(Exercise directions): Set out the lines as a numbered list, leaving out blank lines, from the start of the records through the line containing "y-tick-label: 41,250.00 [985, 328, 1024, 337]".

(Source records):
────────────────────────────────────────

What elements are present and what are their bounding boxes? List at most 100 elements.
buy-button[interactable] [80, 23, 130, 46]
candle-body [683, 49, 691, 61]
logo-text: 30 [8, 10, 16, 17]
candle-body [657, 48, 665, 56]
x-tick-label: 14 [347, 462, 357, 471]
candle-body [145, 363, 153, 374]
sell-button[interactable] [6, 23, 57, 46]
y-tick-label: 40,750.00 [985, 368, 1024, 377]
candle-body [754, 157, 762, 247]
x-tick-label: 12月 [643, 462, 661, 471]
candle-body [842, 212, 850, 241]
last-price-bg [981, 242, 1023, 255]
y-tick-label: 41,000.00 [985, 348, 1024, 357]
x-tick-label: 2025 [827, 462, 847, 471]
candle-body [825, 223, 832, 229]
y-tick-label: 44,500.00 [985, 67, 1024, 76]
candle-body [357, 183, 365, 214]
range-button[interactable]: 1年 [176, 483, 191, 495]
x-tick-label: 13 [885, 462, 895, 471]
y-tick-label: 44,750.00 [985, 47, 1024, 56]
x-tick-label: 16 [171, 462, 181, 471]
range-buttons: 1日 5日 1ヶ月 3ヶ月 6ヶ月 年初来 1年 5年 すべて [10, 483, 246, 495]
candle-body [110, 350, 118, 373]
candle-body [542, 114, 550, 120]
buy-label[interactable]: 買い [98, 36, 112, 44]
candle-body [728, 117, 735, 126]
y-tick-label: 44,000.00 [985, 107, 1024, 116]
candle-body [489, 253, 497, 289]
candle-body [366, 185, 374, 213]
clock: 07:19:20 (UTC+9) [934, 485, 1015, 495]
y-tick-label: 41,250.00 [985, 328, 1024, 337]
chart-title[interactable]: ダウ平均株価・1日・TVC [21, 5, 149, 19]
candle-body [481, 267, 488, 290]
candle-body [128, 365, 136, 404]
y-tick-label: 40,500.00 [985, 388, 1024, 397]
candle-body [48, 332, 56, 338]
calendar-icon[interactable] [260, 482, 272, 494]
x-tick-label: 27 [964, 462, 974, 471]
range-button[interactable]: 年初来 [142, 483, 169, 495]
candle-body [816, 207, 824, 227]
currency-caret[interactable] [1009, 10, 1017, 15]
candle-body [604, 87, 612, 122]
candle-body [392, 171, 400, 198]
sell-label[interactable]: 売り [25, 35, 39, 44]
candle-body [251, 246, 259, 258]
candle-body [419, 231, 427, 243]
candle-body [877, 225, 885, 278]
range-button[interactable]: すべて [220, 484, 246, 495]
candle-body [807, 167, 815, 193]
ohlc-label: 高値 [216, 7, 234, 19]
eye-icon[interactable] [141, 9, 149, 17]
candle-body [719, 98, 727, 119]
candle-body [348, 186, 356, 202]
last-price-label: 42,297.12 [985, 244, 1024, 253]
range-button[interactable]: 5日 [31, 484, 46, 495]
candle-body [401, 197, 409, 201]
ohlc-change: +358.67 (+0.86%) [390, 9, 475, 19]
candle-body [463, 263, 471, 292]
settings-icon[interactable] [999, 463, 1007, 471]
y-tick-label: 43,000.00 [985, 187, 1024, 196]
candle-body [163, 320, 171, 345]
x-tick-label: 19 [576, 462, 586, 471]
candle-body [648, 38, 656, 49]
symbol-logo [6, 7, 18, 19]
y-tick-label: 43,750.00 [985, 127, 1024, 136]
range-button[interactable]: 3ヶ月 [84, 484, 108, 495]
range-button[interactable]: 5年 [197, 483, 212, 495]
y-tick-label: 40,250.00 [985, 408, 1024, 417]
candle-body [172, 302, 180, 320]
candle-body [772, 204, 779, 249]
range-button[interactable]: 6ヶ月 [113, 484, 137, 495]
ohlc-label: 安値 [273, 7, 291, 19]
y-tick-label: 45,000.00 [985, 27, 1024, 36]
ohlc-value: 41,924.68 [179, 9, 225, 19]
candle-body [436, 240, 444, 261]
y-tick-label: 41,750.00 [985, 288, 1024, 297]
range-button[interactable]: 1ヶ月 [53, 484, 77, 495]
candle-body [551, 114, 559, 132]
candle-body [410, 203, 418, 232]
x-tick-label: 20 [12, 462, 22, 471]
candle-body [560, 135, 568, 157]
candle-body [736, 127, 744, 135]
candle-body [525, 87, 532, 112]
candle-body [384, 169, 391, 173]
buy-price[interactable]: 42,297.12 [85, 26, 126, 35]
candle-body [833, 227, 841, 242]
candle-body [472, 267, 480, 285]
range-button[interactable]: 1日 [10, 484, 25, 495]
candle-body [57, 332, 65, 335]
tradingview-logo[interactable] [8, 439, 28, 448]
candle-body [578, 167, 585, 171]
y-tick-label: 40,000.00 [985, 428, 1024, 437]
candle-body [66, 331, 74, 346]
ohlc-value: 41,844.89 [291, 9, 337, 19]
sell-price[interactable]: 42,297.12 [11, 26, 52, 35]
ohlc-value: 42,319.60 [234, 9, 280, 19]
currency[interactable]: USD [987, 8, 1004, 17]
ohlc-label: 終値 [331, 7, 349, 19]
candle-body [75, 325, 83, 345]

────────────────────────────────────────

(Reply to the task):
1. What elements are present and what are their bounding boxes? List at most 100 elements.
2. buy-button[interactable] [80, 23, 130, 46]
3. candle-body [683, 49, 691, 61]
4. logo-text: 30 [8, 10, 16, 17]
5. candle-body [657, 48, 665, 56]
6. x-tick-label: 14 [347, 462, 357, 471]
7. candle-body [145, 363, 153, 374]
8. sell-button[interactable] [6, 23, 57, 46]
9. y-tick-label: 40,750.00 [985, 368, 1024, 377]
10. candle-body [754, 157, 762, 247]
11. x-tick-label: 12月 [643, 462, 661, 471]
12. candle-body [842, 212, 850, 241]
13. last-price-bg [981, 242, 1023, 255]
14. y-tick-label: 41,000.00 [985, 348, 1024, 357]
15. x-tick-label: 2025 [827, 462, 847, 471]
16. candle-body [825, 223, 832, 229]
17. y-tick-label: 44,500.00 [985, 67, 1024, 76]
18. candle-body [357, 183, 365, 214]
19. range-button[interactable]: 1年 [176, 483, 191, 495]
20. x-tick-label: 13 [885, 462, 895, 471]
21. y-tick-label: 44,750.00 [985, 47, 1024, 56]
22. x-tick-label: 16 [171, 462, 181, 471]
23. range-buttons: 1日 5日 1ヶ月 3ヶ月 6ヶ月 年初来 1年 5年 すべて [10, 483, 246, 495]
24. candle-body [110, 350, 118, 373]
25. candle-body [542, 114, 550, 120]
26. buy-label[interactable]: 買い [98, 36, 112, 44]
27. candle-body [728, 117, 735, 126]
28. y-tick-label: 44,000.00 [985, 107, 1024, 116]
29. candle-body [489, 253, 497, 289]
30. candle-body [366, 185, 374, 213]
31. clock: 07:19:20 (UTC+9) [934, 485, 1015, 495]
32. y-tick-label: 41,250.00 [985, 328, 1024, 337]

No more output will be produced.